## Aim of the task
Go through the material below and copy each line where the word "Union" appears.

## Dataset records
------------------------------------------------------------------------

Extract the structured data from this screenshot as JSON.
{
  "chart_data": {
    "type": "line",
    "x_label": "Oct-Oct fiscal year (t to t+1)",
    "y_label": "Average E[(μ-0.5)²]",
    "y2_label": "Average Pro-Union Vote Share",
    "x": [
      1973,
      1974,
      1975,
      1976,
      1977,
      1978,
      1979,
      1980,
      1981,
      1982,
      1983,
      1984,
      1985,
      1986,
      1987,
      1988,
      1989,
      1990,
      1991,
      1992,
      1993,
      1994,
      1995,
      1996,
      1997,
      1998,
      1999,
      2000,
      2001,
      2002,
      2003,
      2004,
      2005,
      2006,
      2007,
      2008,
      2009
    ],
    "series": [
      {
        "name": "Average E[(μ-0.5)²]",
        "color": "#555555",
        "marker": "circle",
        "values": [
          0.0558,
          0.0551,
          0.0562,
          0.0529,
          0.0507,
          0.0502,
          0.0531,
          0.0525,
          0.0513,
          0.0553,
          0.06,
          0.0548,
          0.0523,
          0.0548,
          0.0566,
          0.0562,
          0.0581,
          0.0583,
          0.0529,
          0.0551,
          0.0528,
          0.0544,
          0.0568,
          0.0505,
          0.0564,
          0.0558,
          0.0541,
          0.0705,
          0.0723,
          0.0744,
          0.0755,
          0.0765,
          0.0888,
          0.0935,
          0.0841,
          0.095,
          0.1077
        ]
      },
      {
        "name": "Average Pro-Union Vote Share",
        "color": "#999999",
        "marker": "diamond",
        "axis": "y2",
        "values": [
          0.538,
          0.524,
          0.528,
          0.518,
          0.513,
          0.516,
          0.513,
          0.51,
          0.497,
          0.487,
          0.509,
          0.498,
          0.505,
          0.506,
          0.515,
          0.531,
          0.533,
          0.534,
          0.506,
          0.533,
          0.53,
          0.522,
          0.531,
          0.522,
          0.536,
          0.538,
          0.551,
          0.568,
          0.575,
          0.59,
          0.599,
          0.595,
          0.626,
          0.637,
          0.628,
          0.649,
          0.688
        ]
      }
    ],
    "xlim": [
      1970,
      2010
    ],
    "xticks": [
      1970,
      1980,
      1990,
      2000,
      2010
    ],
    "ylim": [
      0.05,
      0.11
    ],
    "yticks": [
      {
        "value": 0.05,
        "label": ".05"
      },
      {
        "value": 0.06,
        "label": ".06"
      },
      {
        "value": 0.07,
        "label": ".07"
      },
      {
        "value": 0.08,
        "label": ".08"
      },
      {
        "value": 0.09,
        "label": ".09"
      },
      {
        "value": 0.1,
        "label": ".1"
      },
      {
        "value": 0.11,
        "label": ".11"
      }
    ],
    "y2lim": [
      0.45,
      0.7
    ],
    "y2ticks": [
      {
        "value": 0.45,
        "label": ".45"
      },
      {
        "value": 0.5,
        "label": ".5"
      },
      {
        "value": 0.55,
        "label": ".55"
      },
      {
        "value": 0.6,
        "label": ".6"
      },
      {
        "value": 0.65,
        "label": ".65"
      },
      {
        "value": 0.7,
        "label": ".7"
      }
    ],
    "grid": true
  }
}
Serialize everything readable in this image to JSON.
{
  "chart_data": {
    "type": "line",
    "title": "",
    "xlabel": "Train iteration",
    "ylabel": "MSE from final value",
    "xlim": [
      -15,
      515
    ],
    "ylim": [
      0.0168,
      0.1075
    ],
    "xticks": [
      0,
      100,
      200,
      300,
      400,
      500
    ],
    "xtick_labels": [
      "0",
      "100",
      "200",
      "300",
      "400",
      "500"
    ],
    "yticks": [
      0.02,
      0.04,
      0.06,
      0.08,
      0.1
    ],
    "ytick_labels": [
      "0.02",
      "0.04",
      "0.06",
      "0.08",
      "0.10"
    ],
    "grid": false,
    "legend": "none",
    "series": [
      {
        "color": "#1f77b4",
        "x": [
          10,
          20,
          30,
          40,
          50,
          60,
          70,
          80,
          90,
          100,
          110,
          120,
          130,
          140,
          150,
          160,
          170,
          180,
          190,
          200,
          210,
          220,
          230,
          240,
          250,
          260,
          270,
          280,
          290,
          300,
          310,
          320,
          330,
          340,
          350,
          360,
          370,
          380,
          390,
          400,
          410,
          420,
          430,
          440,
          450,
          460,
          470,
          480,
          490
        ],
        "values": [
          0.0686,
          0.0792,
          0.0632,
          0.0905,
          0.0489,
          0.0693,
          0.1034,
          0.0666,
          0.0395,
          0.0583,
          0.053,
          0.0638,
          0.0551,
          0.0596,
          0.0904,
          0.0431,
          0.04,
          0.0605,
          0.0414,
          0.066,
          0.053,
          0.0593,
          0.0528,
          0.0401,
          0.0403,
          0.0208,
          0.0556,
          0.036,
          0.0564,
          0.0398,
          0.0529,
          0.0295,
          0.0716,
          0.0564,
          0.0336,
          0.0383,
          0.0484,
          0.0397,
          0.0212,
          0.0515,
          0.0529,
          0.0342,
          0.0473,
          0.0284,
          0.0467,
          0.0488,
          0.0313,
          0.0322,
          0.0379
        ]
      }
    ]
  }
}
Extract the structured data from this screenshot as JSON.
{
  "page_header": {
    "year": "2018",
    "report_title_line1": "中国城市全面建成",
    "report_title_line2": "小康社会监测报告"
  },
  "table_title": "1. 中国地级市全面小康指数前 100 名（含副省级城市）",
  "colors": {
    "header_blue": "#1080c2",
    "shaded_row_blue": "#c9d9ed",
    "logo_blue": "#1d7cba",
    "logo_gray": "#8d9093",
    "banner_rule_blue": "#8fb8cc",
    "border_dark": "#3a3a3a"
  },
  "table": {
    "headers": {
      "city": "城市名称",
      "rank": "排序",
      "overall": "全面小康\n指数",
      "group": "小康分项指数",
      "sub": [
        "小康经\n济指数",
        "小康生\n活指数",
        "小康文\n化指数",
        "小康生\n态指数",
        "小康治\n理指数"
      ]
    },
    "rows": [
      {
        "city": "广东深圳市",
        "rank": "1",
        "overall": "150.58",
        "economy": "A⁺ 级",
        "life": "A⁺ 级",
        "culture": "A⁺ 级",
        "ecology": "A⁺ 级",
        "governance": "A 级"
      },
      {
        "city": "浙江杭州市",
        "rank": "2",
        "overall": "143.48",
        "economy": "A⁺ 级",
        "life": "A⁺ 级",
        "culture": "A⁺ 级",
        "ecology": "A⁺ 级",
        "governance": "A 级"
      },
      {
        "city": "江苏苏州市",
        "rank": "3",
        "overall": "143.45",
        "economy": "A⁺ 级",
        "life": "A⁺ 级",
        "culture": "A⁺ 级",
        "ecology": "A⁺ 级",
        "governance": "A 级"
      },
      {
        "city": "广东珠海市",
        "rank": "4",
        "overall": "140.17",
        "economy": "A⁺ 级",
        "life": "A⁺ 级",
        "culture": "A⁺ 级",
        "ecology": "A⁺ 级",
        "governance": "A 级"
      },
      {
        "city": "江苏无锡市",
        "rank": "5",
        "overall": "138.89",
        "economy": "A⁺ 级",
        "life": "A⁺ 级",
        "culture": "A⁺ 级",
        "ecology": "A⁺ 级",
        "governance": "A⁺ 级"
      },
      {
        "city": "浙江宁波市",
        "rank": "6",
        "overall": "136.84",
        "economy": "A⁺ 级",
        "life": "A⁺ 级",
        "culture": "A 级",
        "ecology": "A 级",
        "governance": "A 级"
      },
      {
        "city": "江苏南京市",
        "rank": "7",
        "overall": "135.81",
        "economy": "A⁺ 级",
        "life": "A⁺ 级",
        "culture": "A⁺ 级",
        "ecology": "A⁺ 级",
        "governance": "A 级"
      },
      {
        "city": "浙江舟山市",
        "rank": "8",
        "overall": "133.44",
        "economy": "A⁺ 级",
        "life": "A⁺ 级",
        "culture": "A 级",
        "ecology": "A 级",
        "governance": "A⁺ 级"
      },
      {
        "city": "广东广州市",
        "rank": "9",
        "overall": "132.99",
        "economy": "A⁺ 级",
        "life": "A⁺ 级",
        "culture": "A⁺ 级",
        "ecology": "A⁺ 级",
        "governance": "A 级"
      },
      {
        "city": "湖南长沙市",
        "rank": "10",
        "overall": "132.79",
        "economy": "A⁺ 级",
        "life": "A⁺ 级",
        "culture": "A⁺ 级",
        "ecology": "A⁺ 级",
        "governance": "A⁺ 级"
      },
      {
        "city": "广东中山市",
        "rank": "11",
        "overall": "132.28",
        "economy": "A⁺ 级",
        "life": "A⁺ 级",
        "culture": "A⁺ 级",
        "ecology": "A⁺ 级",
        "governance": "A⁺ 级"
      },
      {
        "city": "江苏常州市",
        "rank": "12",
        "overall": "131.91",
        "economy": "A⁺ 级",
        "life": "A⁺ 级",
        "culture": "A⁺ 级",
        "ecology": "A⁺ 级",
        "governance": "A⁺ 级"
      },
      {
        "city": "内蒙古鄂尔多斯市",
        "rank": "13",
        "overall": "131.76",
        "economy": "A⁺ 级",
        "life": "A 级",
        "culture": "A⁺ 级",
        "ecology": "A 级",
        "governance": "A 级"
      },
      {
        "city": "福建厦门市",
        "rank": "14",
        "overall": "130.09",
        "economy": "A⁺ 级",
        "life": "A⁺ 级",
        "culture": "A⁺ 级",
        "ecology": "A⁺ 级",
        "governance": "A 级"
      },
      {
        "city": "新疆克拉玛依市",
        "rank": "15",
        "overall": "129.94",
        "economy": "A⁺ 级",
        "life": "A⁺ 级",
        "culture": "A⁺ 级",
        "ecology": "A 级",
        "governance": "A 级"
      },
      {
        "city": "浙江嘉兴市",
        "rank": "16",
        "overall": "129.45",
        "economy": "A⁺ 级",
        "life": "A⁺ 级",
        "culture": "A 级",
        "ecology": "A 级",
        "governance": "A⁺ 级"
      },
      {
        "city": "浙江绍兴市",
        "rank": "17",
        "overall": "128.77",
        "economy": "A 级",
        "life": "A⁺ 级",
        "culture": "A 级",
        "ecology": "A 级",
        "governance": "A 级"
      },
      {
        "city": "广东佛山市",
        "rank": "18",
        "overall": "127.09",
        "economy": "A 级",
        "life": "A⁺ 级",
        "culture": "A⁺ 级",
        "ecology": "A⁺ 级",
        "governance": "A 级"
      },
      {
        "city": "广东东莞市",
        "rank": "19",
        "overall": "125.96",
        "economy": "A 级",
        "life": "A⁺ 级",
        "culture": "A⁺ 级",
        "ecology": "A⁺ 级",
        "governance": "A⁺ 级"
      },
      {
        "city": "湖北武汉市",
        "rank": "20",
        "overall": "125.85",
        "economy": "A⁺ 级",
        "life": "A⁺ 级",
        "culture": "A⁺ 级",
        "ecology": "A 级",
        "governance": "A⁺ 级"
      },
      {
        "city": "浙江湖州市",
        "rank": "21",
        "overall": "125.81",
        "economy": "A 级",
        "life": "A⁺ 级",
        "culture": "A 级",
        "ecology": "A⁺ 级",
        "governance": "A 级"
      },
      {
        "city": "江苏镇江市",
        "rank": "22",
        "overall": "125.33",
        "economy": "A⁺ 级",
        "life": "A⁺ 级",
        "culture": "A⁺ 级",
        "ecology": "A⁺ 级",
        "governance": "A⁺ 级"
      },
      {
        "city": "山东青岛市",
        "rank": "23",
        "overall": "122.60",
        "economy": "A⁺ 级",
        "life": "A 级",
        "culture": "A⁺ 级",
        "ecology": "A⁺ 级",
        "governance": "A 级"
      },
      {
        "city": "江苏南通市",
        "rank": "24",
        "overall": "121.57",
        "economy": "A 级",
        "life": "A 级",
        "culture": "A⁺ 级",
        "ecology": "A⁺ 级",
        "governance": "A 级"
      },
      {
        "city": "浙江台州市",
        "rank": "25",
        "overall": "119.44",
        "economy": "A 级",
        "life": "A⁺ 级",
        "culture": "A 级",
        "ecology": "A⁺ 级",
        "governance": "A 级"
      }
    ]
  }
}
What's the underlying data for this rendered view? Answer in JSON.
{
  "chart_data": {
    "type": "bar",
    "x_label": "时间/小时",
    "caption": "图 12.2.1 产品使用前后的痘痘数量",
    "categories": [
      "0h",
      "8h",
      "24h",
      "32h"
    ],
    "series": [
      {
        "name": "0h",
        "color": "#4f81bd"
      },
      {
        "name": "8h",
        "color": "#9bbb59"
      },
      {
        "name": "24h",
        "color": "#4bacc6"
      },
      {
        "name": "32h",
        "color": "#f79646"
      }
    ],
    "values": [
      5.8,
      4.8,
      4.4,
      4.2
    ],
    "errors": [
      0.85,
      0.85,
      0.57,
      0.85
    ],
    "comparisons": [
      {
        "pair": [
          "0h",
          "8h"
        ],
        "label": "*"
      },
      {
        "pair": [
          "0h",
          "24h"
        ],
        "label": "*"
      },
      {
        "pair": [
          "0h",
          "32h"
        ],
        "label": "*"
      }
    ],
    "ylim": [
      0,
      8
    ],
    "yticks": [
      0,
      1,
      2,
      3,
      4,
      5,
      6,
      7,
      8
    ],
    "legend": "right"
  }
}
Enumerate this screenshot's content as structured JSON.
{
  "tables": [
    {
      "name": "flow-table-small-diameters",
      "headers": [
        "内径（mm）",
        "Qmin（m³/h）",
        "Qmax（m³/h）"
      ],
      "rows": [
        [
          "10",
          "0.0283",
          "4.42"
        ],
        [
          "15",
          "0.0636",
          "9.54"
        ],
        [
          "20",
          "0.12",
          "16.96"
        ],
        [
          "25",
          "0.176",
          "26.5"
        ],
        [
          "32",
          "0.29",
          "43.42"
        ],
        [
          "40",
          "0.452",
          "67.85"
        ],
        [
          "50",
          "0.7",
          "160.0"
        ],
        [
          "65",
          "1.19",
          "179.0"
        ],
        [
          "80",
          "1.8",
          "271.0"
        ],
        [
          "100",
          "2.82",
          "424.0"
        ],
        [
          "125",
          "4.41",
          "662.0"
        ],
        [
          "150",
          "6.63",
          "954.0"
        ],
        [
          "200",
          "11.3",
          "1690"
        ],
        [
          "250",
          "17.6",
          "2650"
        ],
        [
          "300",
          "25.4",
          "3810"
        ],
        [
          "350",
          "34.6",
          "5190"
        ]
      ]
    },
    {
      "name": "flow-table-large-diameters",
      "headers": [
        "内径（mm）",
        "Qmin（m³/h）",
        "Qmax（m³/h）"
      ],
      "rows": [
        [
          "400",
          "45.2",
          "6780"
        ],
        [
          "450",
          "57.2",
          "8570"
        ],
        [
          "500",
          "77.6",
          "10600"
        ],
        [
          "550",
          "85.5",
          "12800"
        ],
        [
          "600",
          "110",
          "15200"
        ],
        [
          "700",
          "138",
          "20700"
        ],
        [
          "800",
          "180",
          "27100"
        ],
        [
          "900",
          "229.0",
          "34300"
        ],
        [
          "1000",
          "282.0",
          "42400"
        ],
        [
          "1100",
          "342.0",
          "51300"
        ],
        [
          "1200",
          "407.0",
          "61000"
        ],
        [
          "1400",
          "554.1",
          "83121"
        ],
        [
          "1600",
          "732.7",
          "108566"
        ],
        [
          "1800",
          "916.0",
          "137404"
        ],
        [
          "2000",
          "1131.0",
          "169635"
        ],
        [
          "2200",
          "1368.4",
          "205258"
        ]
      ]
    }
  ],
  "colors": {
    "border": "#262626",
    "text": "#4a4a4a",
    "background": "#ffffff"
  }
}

------------------------------------------------------------------------

## Result below
    "y2_label": "Average Pro-Union Vote Share",
        "name": "Average Pro-Union Vote Share",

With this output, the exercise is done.